Stored dataset items:
========================

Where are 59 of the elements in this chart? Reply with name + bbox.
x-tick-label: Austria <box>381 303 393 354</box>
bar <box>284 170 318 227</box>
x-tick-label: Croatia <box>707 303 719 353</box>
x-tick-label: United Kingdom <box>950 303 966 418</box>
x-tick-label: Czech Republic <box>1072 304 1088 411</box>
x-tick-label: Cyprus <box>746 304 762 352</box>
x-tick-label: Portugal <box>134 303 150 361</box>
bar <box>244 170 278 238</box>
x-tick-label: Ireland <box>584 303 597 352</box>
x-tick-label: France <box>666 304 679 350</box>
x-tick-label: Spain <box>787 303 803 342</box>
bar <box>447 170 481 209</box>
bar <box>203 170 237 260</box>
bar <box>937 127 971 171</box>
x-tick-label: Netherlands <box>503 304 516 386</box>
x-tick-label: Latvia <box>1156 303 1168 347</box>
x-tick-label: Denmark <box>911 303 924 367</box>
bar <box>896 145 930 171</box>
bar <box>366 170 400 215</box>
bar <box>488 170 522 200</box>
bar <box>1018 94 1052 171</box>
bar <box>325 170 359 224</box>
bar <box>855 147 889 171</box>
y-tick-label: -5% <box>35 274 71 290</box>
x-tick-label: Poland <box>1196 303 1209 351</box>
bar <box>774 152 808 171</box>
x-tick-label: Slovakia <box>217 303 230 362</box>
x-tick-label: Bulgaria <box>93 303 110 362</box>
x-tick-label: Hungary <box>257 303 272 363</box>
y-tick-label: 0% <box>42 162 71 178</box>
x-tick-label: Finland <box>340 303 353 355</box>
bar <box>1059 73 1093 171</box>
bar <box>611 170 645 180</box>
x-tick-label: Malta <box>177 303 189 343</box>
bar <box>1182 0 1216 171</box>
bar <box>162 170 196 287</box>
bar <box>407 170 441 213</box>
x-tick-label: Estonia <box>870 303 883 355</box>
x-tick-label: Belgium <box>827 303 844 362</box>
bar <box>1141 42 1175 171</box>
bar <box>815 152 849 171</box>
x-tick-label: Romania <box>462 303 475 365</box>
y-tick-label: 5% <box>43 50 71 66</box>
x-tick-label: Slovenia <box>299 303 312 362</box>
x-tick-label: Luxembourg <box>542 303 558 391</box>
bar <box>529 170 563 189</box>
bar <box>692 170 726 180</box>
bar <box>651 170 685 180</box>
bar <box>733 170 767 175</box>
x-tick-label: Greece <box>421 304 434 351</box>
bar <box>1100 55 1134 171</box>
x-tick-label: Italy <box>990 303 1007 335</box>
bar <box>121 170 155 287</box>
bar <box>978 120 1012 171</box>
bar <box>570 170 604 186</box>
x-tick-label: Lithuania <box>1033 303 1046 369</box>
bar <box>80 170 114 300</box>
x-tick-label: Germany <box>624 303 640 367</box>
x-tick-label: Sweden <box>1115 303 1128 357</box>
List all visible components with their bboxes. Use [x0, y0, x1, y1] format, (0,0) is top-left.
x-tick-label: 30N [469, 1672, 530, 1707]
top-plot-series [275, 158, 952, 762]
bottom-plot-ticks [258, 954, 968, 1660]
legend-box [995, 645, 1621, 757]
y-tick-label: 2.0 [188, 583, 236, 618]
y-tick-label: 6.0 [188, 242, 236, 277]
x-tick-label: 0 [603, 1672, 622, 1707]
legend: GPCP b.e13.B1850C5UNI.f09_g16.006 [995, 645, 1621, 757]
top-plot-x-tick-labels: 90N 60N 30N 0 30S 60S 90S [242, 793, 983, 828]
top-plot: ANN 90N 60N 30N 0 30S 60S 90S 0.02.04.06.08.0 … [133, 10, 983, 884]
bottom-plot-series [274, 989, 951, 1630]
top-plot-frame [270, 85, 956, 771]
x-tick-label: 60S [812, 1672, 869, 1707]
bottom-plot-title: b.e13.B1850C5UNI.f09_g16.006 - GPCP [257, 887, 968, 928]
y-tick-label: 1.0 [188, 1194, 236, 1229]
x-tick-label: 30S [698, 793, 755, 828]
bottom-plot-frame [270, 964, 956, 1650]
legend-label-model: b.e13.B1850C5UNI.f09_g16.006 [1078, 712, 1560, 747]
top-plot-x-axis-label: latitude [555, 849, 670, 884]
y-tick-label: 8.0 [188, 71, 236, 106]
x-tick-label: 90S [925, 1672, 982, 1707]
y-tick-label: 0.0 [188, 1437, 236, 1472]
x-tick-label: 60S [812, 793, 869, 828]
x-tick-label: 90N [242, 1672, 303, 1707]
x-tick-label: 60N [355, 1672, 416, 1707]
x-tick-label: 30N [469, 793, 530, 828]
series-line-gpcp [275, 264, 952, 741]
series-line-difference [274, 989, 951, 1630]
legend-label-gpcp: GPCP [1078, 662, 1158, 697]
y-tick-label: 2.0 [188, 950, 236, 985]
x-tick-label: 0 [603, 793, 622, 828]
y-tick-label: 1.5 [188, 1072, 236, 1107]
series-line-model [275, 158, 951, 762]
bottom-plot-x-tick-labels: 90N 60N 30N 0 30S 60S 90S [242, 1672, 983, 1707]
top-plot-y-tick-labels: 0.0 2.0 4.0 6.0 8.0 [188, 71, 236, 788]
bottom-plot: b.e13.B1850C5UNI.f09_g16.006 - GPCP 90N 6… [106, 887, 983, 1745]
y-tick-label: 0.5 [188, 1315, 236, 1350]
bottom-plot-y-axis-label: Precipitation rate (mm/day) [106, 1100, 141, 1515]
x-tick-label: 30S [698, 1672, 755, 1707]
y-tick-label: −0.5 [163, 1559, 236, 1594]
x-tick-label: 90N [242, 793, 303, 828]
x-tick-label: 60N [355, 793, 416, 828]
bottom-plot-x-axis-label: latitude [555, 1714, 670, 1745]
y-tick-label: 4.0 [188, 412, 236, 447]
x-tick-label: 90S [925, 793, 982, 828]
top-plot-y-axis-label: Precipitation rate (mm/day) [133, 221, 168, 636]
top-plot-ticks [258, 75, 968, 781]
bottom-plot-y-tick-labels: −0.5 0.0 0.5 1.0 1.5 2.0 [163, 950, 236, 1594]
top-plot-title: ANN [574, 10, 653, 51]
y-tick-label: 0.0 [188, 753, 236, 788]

========================

→ YOUR INSTRUCTIONS: Copy out every one of the lines above, character for character, in their original order.

→ WRITTEN ANSWER:
Where are 59 of the elements in this chart? Reply with name + bbox.
x-tick-label: Austria <box>381 303 393 354</box>
bar <box>284 170 318 227</box>
x-tick-label: Croatia <box>707 303 719 353</box>
x-tick-label: United Kingdom <box>950 303 966 418</box>
x-tick-label: Czech Republic <box>1072 304 1088 411</box>
x-tick-label: Cyprus <box>746 304 762 352</box>
x-tick-label: Portugal <box>134 303 150 361</box>
bar <box>244 170 278 238</box>
x-tick-label: Ireland <box>584 303 597 352</box>
x-tick-label: France <box>666 304 679 350</box>
x-tick-label: Spain <box>787 303 803 342</box>
bar <box>447 170 481 209</box>
bar <box>203 170 237 260</box>
bar <box>937 127 971 171</box>
x-tick-label: Netherlands <box>503 304 516 386</box>
x-tick-label: Latvia <box>1156 303 1168 347</box>
x-tick-label: Denmark <box>911 303 924 367</box>
bar <box>896 145 930 171</box>
bar <box>366 170 400 215</box>
bar <box>488 170 522 200</box>
bar <box>1018 94 1052 171</box>
bar <box>325 170 359 224</box>
bar <box>855 147 889 171</box>
y-tick-label: -5% <box>35 274 71 290</box>
x-tick-label: Poland <box>1196 303 1209 351</box>
bar <box>774 152 808 171</box>
x-tick-label: Slovakia <box>217 303 230 362</box>
x-tick-label: Bulgaria <box>93 303 110 362</box>
x-tick-label: Hungary <box>257 303 272 363</box>
y-tick-label: 0% <box>42 162 71 178</box>
x-tick-label: Finland <box>340 303 353 355</box>
bar <box>1059 73 1093 171</box>
bar <box>611 170 645 180</box>
x-tick-label: Malta <box>177 303 189 343</box>
bar <box>1182 0 1216 171</box>
bar <box>162 170 196 287</box>
bar <box>407 170 441 213</box>
x-tick-label: Estonia <box>870 303 883 355</box>
x-tick-label: Belgium <box>827 303 844 362</box>
bar <box>1141 42 1175 171</box>
bar <box>815 152 849 171</box>
x-tick-label: Romania <box>462 303 475 365</box>
y-tick-label: 5% <box>43 50 71 66</box>
x-tick-label: Slovenia <box>299 303 312 362</box>
x-tick-label: Luxembourg <box>542 303 558 391</box>
bar <box>529 170 563 189</box>
bar <box>692 170 726 180</box>
bar <box>651 170 685 180</box>
bar <box>733 170 767 175</box>
x-tick-label: Greece <box>421 304 434 351</box>
bar <box>1100 55 1134 171</box>
x-tick-label: Italy <box>990 303 1007 335</box>
bar <box>121 170 155 287</box>
bar <box>978 120 1012 171</box>
bar <box>570 170 604 186</box>
x-tick-label: Lithuania <box>1033 303 1046 369</box>
bar <box>80 170 114 300</box>
x-tick-label: Germany <box>624 303 640 367</box>
x-tick-label: Sweden <box>1115 303 1128 357</box>
List all visible components with their bboxes. Use [x0, y0, x1, y1] format, (0,0) is top-left.
x-tick-label: 30N [469, 1672, 530, 1707]
top-plot-series [275, 158, 952, 762]
bottom-plot-ticks [258, 954, 968, 1660]
legend-box [995, 645, 1621, 757]
y-tick-label: 2.0 [188, 583, 236, 618]
y-tick-label: 6.0 [188, 242, 236, 277]
x-tick-label: 0 [603, 1672, 622, 1707]
legend: GPCP b.e13.B1850C5UNI.f09_g16.006 [995, 645, 1621, 757]
top-plot-x-tick-labels: 90N 60N 30N 0 30S 60S 90S [242, 793, 983, 828]
top-plot: ANN 90N 60N 30N 0 30S 60S 90S 0.02.04.06.08.0 … [133, 10, 983, 884]
bottom-plot-series [274, 989, 951, 1630]
top-plot-frame [270, 85, 956, 771]
x-tick-label: 60S [812, 1672, 869, 1707]
bottom-plot-title: b.e13.B1850C5UNI.f09_g16.006 - GPCP [257, 887, 968, 928]
y-tick-label: 1.0 [188, 1194, 236, 1229]
x-tick-label: 30S [698, 793, 755, 828]
bottom-plot-frame [270, 964, 956, 1650]
legend-label-model: b.e13.B1850C5UNI.f09_g16.006 [1078, 712, 1560, 747]
top-plot-x-axis-label: latitude [555, 849, 670, 884]
y-tick-label: 8.0 [188, 71, 236, 106]
x-tick-label: 90S [925, 1672, 982, 1707]
y-tick-label: 0.0 [188, 1437, 236, 1472]
x-tick-label: 60S [812, 793, 869, 828]
x-tick-label: 90N [242, 1672, 303, 1707]
x-tick-label: 60N [355, 1672, 416, 1707]
x-tick-label: 30N [469, 793, 530, 828]
series-line-gpcp [275, 264, 952, 741]
series-line-difference [274, 989, 951, 1630]
legend-label-gpcp: GPCP [1078, 662, 1158, 697]
y-tick-label: 2.0 [188, 950, 236, 985]
x-tick-label: 0 [603, 793, 622, 828]
y-tick-label: 1.5 [188, 1072, 236, 1107]
series-line-model [275, 158, 951, 762]
bottom-plot-x-tick-labels: 90N 60N 30N 0 30S 60S 90S [242, 1672, 983, 1707]
top-plot-y-tick-labels: 0.0 2.0 4.0 6.0 8.0 [188, 71, 236, 788]
bottom-plot: b.e13.B1850C5UNI.f09_g16.006 - GPCP 90N 6… [106, 887, 983, 1745]
y-tick-label: 0.5 [188, 1315, 236, 1350]
bottom-plot-y-axis-label: Precipitation rate (mm/day) [106, 1100, 141, 1515]
x-tick-label: 30S [698, 1672, 755, 1707]
y-tick-label: −0.5 [163, 1559, 236, 1594]
x-tick-label: 90N [242, 793, 303, 828]
x-tick-label: 60N [355, 793, 416, 828]
bottom-plot-x-axis-label: latitude [555, 1714, 670, 1745]
y-tick-label: 4.0 [188, 412, 236, 447]
x-tick-label: 90S [925, 793, 982, 828]
top-plot-y-axis-label: Precipitation rate (mm/day) [133, 221, 168, 636]
top-plot-ticks [258, 75, 968, 781]
bottom-plot-y-tick-labels: −0.5 0.0 0.5 1.0 1.5 2.0 [163, 950, 236, 1594]
top-plot-title: ANN [574, 10, 653, 51]
y-tick-label: 0.0 [188, 753, 236, 788]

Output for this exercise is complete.